Skip the pictures. Repeat everything else in the records word for word.

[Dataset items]
────────────────────

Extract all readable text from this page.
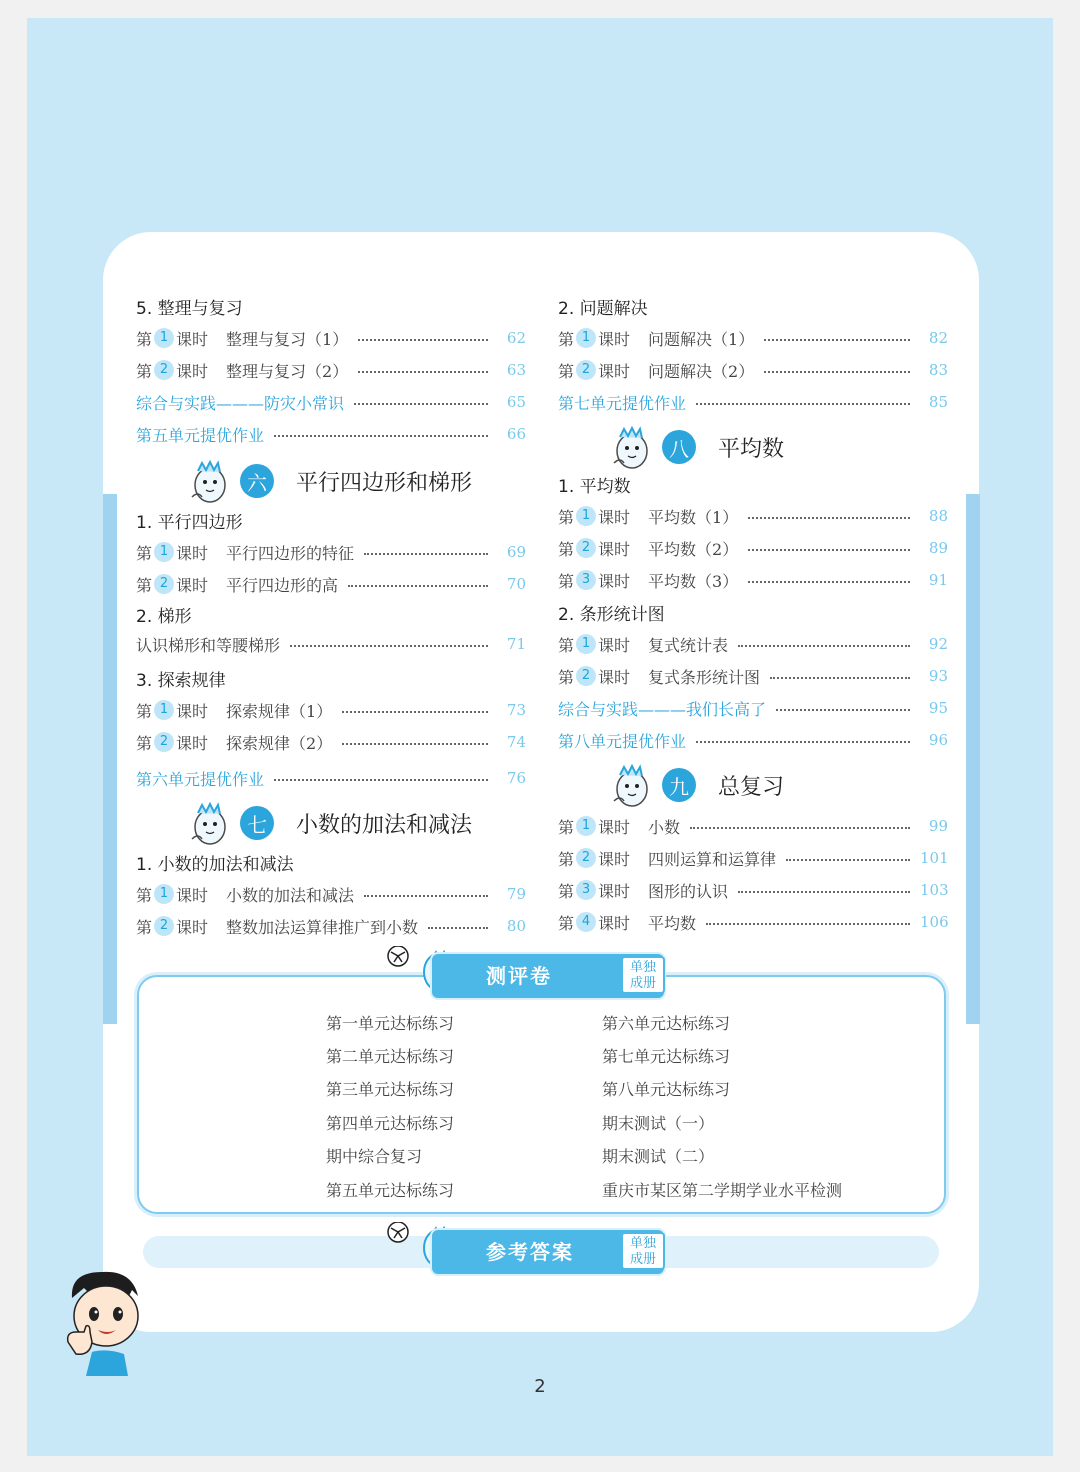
5. 整理与复习
第 1 课时 整理与复习（1）	62
第 2 课时 整理与复习（2）	63
综合与实践———防灾小常识	65
第五单元提优作业	66
六	平行四边形和梯形
1. 平行四边形
第 1 课时 平行四边形的特征	69
第 2 课时 平行四边形的高	70
2. 梯形
认识梯形和等腰梯形	71
3. 探索规律
第 1 课时 探索规律（1）	73
第 2 课时 探索规律（2）	74
第六单元提优作业	76
七	小数的加法和减法
1. 小数的加法和减法
第 1 课时 小数的加法和减法	79
第 2 课时 整数加法运算律推广到小数	80
2. 问题解决
第 1 课时 问题解决（1）	82
第 2 课时 问题解决（2）	83
第七单元提优作业	85
八	平均数
1. 平均数
第 1 课时 平均数（1）	88
第 2 课时 平均数（2）	89
第 3 课时 平均数（3）	91
2. 条形统计图
第 1 课时 复式统计表	92
第 2 课时 复式条形统计图	93
综合与实践———我们长高了	95
第八单元提优作业	96
九	总复习
第 1 课时 小数	99
第 2 课时 四则运算和运算律	101
第 3 课时 图形的认识	103
第 4 课时 平均数	106
测评卷	单独
成册
第一单元达标练习
第二单元达标练习
第三单元达标练习
第四单元达标练习
期中综合复习
第五单元达标练习
第六单元达标练习
第七单元达标练习
第八单元达标练习
期末测试（一）
期末测试（二）
重庆市某区第二学期学业水平检测
参考答案	单独
成册
2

────────────────────

| Response to the exercise |
Extract all readable text from this page.
5. 整理与复习
第 1 课时 整理与复习（1）	62
第 2 课时 整理与复习（2）	63
综合与实践———防灾小常识	65
第五单元提优作业	66
六	平行四边形和梯形
1. 平行四边形
第 1 课时 平行四边形的特征	69
第 2 课时 平行四边形的高	70
2. 梯形
认识梯形和等腰梯形	71
3. 探索规律
第 1 课时 探索规律（1）	73
第 2 课时 探索规律（2）	74
第六单元提优作业	76
七	小数的加法和减法
1. 小数的加法和减法
第 1 课时 小数的加法和减法	79
第 2 课时 整数加法运算律推广到小数	80
2. 问题解决
第 1 课时 问题解决（1）	82
第 2 课时 问题解决（2）	83
第七单元提优作业	85
八	平均数
1. 平均数
第 1 课时 平均数（1）	88
第 2 课时 平均数（2）	89
第 3 课时 平均数（3）	91
2. 条形统计图
第 1 课时 复式统计表	92
第 2 课时 复式条形统计图	93
综合与实践———我们长高了	95
第八单元提优作业	96
九	总复习
第 1 课时 小数	99
第 2 课时 四则运算和运算律	101
第 3 课时 图形的认识	103
第 4 课时 平均数	106
测评卷	单独
成册
第一单元达标练习
第二单元达标练习
第三单元达标练习
第四单元达标练习
期中综合复习
第五单元达标练习
第六单元达标练习
第七单元达标练习
第八单元达标练习
期末测试（一）
期末测试（二）
重庆市某区第二学期学业水平检测
参考答案	单独
成册
2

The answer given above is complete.